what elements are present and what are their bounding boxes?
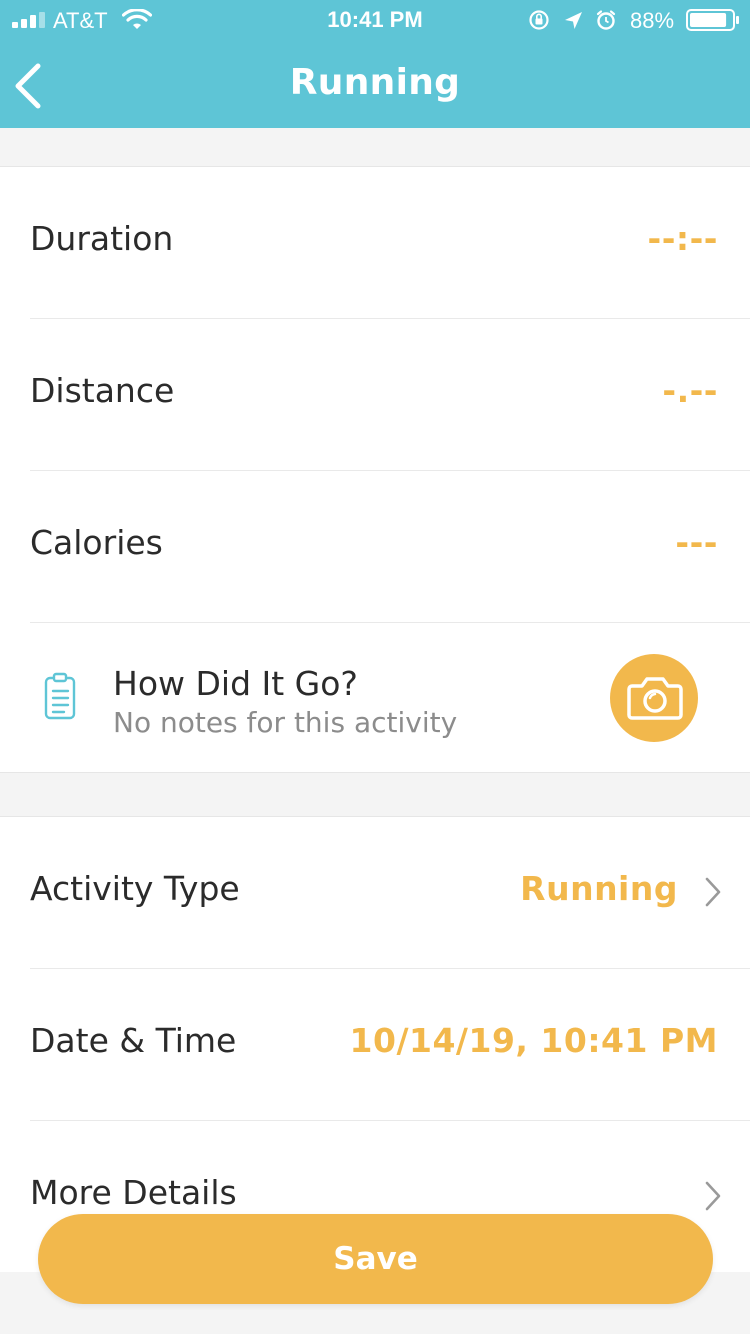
notes-subtitle: No notes for this activity [113,706,458,739]
chevron-right-icon [705,1181,721,1211]
distance-label: Distance [30,371,175,410]
orientation-lock-icon [529,10,549,30]
calories-label: Calories [30,523,163,562]
chevron-right-icon [705,877,721,907]
metrics-section: Duration --:-- Distance -.-- Calories --… [0,166,750,773]
duration-value[interactable]: --:-- [648,219,718,258]
battery-percent: 88% [630,8,675,33]
header: AT&T 10:41 PM 88% Running [0,0,750,128]
activity-type-value: Running [520,869,678,908]
status-icons [529,10,616,30]
distance-value[interactable]: -.-- [662,371,718,410]
calories-row[interactable]: Calories --- [30,471,750,623]
duration-label: Duration [30,219,174,258]
save-button[interactable]: Save [38,1214,713,1304]
distance-row[interactable]: Distance -.-- [30,319,750,471]
status-bar: AT&T 10:41 PM 88% [0,0,750,40]
page-title: Running [289,62,461,103]
more-details-label: More Details [30,1173,237,1212]
location-arrow-icon [565,12,582,29]
activity-type-row[interactable]: Activity Type Running [30,817,750,969]
notes-title: How Did It Go? [113,664,358,703]
alarm-icon [596,10,616,30]
camera-icon [627,677,683,720]
battery-icon [686,9,739,31]
date-time-row[interactable]: Date & Time 10/14/19, 10:41 PM [30,969,750,1121]
clipboard-icon [44,672,76,720]
notes-row[interactable]: How Did It Go? No notes for this activit… [30,622,750,774]
add-photo-button[interactable] [610,654,698,742]
details-section: Activity Type Running Date & Time 10/14/… [0,816,750,1272]
date-time-label: Date & Time [30,1021,237,1060]
date-time-value[interactable]: 10/14/19, 10:41 PM [350,1021,718,1060]
calories-value[interactable]: --- [675,523,718,562]
nav-bar: Running [0,40,750,128]
duration-row[interactable]: Duration --:-- [30,167,750,319]
activity-type-label: Activity Type [30,869,240,908]
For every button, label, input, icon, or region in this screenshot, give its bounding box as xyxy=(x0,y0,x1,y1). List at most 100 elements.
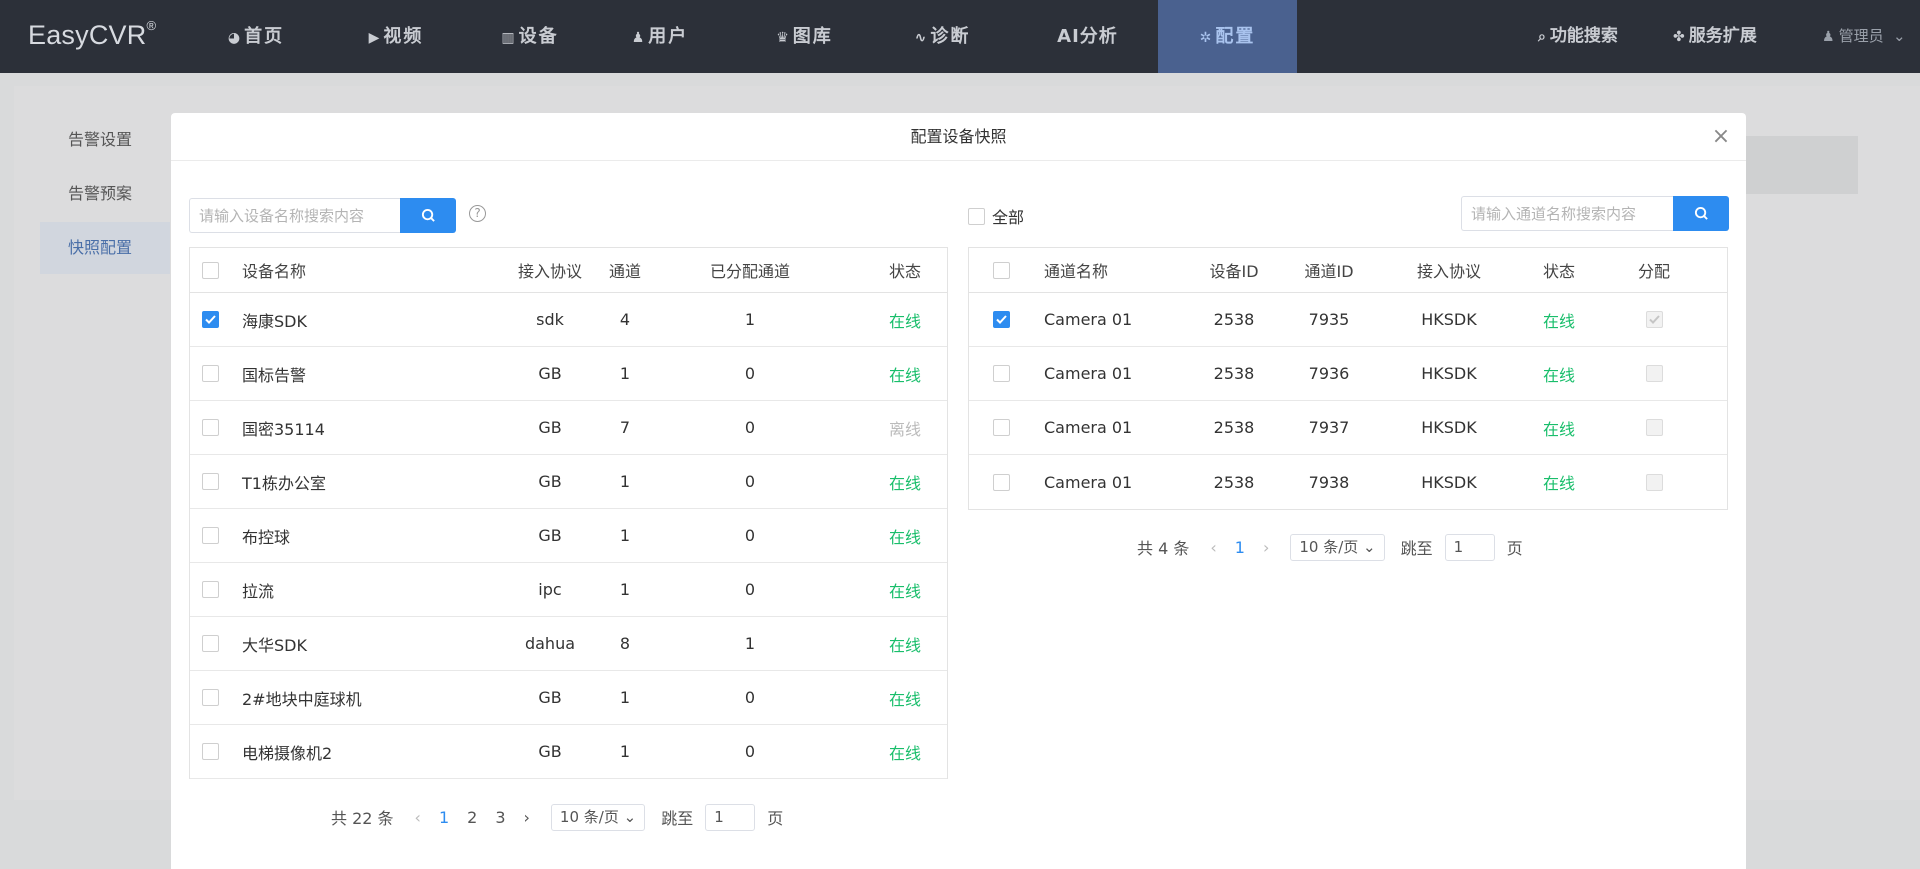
channel-id: 7938 xyxy=(1308,472,1350,492)
page-1[interactable]: 1 xyxy=(439,808,449,827)
jump-page-input[interactable]: 1 xyxy=(1444,533,1495,561)
sidebar-item-snapshot-config[interactable]: 快照配置 xyxy=(40,222,170,274)
chevron-left-icon[interactable]: ‹ xyxy=(1210,538,1216,557)
table-row[interactable]: 2#地块中庭球机 GB 1 0 在线 xyxy=(190,671,947,725)
page-2[interactable]: 2 xyxy=(467,808,477,827)
status-badge: 在线 xyxy=(888,689,921,709)
status-badge: 在线 xyxy=(888,365,921,385)
page-size-select[interactable]: 10 条/页 ⌄ xyxy=(550,803,646,831)
device-protocol: GB xyxy=(538,472,562,491)
table-row[interactable]: 拉流 ipc 1 0 在线 xyxy=(190,563,947,617)
assigned-checkbox xyxy=(1645,311,1663,328)
assigned-checkbox xyxy=(1645,473,1663,491)
nav-config[interactable]: ✲ 配置 xyxy=(1158,0,1297,73)
device-protocol: GB xyxy=(538,688,562,707)
nav-home[interactable]: ◕ 首页 xyxy=(196,0,316,73)
table-row[interactable]: 国密35114 GB 7 0 离线 xyxy=(190,401,947,455)
select-all-channels[interactable]: 全部 xyxy=(968,204,1024,228)
chevron-left-icon[interactable]: ‹ xyxy=(415,808,421,827)
device-protocol: GB xyxy=(538,418,562,437)
chevron-right-icon[interactable]: › xyxy=(1263,538,1269,557)
jump-page-input[interactable]: 1 xyxy=(705,803,756,831)
service-extend-button[interactable]: ✤ 服务扩展 xyxy=(1673,0,1757,73)
column-header: 接入协议 xyxy=(1416,262,1481,281)
feature-search-button[interactable]: ⌕ 功能搜索 xyxy=(1538,0,1618,73)
device-search-button[interactable] xyxy=(400,198,456,233)
chevron-right-icon[interactable]: › xyxy=(524,808,530,827)
table-row[interactable]: 海康SDK sdk 4 1 在线 xyxy=(190,293,947,347)
user-icon: ♟ xyxy=(1822,29,1835,45)
device-channels: 1 xyxy=(619,688,631,707)
close-icon[interactable]: × xyxy=(1710,126,1732,148)
row-checkbox[interactable] xyxy=(993,365,1010,382)
nav-gallery[interactable]: ♛ 图库 xyxy=(742,0,867,73)
nav-ai-analysis[interactable]: AI分析 xyxy=(1025,0,1150,73)
select-all-rows-checkbox[interactable] xyxy=(993,261,1010,279)
device-id: 2538 xyxy=(1213,472,1255,492)
device-name: 海康SDK xyxy=(242,311,307,331)
table-row[interactable]: 大华SDK dahua 8 1 在线 xyxy=(190,617,947,671)
channel-name: Camera 01 xyxy=(1044,472,1133,492)
row-checkbox[interactable] xyxy=(993,311,1010,328)
sidebar-item-alarm-settings[interactable]: 告警设置 xyxy=(40,114,170,166)
device-assigned-channels: 1 xyxy=(744,310,756,329)
page-suffix: 页 xyxy=(1506,539,1523,558)
row-checkbox[interactable] xyxy=(202,473,219,490)
total-count: 共 4 条 xyxy=(1137,539,1190,558)
device-channels: 1 xyxy=(619,742,631,761)
dialog-title: 配置设备快照 xyxy=(171,113,1746,161)
device-search-input[interactable] xyxy=(189,198,400,233)
channel-search-button[interactable] xyxy=(1673,196,1729,231)
device-protocol: dahua xyxy=(524,634,576,653)
row-checkbox[interactable] xyxy=(202,527,219,544)
device-name: T1栋办公室 xyxy=(242,473,326,493)
table-row[interactable]: 国标告警 GB 1 0 在线 xyxy=(190,347,947,401)
table-row[interactable]: 电梯摄像机2 GB 1 0 在线 xyxy=(190,725,947,779)
logo[interactable]: EasyCVR® xyxy=(28,18,156,51)
nav-user[interactable]: ♟ 用户 xyxy=(600,0,720,73)
table-row[interactable]: Camera 01 2538 7936 HKSDK 在线 xyxy=(969,347,1727,401)
sidebar-item-alarm-plan[interactable]: 告警预案 xyxy=(40,168,170,220)
device-protocol: ipc xyxy=(538,580,562,599)
table-row[interactable]: T1栋办公室 GB 1 0 在线 xyxy=(190,455,947,509)
page-1[interactable]: 1 xyxy=(1235,538,1245,557)
select-all-channels-checkbox[interactable] xyxy=(968,207,985,225)
row-checkbox[interactable] xyxy=(202,365,219,382)
page-3[interactable]: 3 xyxy=(495,808,505,827)
nav-video[interactable]: ▶ 视频 xyxy=(336,0,456,73)
table-row[interactable]: 布控球 GB 1 0 在线 xyxy=(190,509,947,563)
device-channels: 1 xyxy=(619,580,631,599)
row-checkbox[interactable] xyxy=(202,311,219,328)
user-menu[interactable]: ♟ 管理员 xyxy=(1822,0,1884,73)
column-header: 状态 xyxy=(888,262,921,281)
device-assigned-channels: 0 xyxy=(744,526,756,545)
row-checkbox[interactable] xyxy=(993,419,1010,436)
channel-search-input[interactable] xyxy=(1461,196,1673,231)
nav-device[interactable]: ▥ 设备 xyxy=(470,0,590,73)
device-search xyxy=(189,198,456,233)
assigned-checkbox xyxy=(1645,419,1663,436)
nav-diagnosis[interactable]: ∿ 诊断 xyxy=(880,0,1005,73)
device-name: 国密35114 xyxy=(242,419,325,439)
puzzle-icon: ✤ xyxy=(1673,29,1685,45)
channel-table: 通道名称 设备ID 通道ID 接入协议 状态 分配 Camera 01 2538 7… xyxy=(968,247,1728,510)
channel-id: 7935 xyxy=(1308,310,1350,329)
column-header: 通道ID xyxy=(1304,262,1354,281)
device-name: 2#地块中庭球机 xyxy=(242,689,362,709)
help-icon[interactable]: ? xyxy=(469,205,486,222)
status-badge: 在线 xyxy=(888,743,921,763)
page-size-select[interactable]: 10 条/页 ⌄ xyxy=(1290,533,1385,561)
table-row[interactable]: Camera 01 2538 7937 HKSDK 在线 xyxy=(969,401,1727,455)
row-checkbox[interactable] xyxy=(993,473,1010,491)
column-header: 已分配通道 xyxy=(709,262,790,281)
row-checkbox[interactable] xyxy=(202,581,219,598)
table-row[interactable]: Camera 01 2538 7938 HKSDK 在线 xyxy=(969,455,1727,509)
table-row[interactable]: Camera 01 2538 7935 HKSDK 在线 xyxy=(969,293,1727,347)
row-checkbox[interactable] xyxy=(202,743,219,760)
device-protocol: GB xyxy=(538,526,562,545)
jump-label: 跳至 xyxy=(1400,539,1433,558)
row-checkbox[interactable] xyxy=(202,635,219,652)
select-all-devices-checkbox[interactable] xyxy=(202,261,219,279)
row-checkbox[interactable] xyxy=(202,689,219,706)
row-checkbox[interactable] xyxy=(202,419,219,436)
------------------------------
Task requirements. Reproduce, character for character, the entries starting with the line that contains "notes-subtitle: No notes" and going on through the line that contains "page-title: Running [289,62,461,103]", both included.

Exercise response.
notes-subtitle: No notes for this activity [113,706,458,739]
chevron-right-icon [705,1181,721,1211]
distance-label: Distance [30,371,175,410]
orientation-lock-icon [529,10,549,30]
calories-label: Calories [30,523,163,562]
chevron-right-icon [705,877,721,907]
metrics-section: Duration --:-- Distance -.-- Calories --… [0,166,750,773]
duration-value[interactable]: --:-- [648,219,718,258]
battery-percent: 88% [630,8,675,33]
header: AT&T 10:41 PM 88% Running [0,0,750,128]
activity-type-value: Running [520,869,678,908]
status-icons [529,10,616,30]
distance-value[interactable]: -.-- [662,371,718,410]
calories-row[interactable]: Calories --- [30,471,750,623]
duration-label: Duration [30,219,174,258]
save-button[interactable]: Save [38,1214,713,1304]
distance-row[interactable]: Distance -.-- [30,319,750,471]
status-bar: AT&T 10:41 PM 88% [0,0,750,40]
page-title: Running [289,62,461,103]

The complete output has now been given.